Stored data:

★ ★ ★ ★ ★

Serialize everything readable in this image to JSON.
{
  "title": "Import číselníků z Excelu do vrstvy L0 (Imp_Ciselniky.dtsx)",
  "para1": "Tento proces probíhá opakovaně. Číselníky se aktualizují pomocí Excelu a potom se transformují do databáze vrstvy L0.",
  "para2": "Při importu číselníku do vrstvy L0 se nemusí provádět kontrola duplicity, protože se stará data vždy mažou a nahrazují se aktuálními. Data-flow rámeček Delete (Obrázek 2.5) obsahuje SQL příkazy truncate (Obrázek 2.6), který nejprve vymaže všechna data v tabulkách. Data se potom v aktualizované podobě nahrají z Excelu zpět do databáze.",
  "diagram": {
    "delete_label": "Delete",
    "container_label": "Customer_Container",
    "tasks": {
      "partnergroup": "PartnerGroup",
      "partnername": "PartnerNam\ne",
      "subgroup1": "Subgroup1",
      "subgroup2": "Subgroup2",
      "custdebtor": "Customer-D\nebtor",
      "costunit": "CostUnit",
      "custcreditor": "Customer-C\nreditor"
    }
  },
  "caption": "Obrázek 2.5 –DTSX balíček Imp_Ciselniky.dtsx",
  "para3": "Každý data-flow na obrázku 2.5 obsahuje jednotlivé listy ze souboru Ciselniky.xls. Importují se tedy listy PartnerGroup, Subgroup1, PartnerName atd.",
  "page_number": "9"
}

★ ★ ★ ★ ★

WORK TO BE COMPLETED:
Print out every record again, exactly and in full.

RESULT OF THE EXERCISE:
Serialize everything readable in this image to JSON.
{
  "title": "Import číselníků z Excelu do vrstvy L0 (Imp_Ciselniky.dtsx)",
  "para1": "Tento proces probíhá opakovaně. Číselníky se aktualizují pomocí Excelu a potom se transformují do databáze vrstvy L0.",
  "para2": "Při importu číselníku do vrstvy L0 se nemusí provádět kontrola duplicity, protože se stará data vždy mažou a nahrazují se aktuálními. Data-flow rámeček Delete (Obrázek 2.5) obsahuje SQL příkazy truncate (Obrázek 2.6), který nejprve vymaže všechna data v tabulkách. Data se potom v aktualizované podobě nahrají z Excelu zpět do databáze.",
  "diagram": {
    "delete_label": "Delete",
    "container_label": "Customer_Container",
    "tasks": {
      "partnergroup": "PartnerGroup",
      "partnername": "PartnerNam\ne",
      "subgroup1": "Subgroup1",
      "subgroup2": "Subgroup2",
      "custdebtor": "Customer-D\nebtor",
      "costunit": "CostUnit",
      "custcreditor": "Customer-C\nreditor"
    }
  },
  "caption": "Obrázek 2.5 –DTSX balíček Imp_Ciselniky.dtsx",
  "para3": "Každý data-flow na obrázku 2.5 obsahuje jednotlivé listy ze souboru Ciselniky.xls. Importují se tedy listy PartnerGroup, Subgroup1, PartnerName atd.",
  "page_number": "9"
}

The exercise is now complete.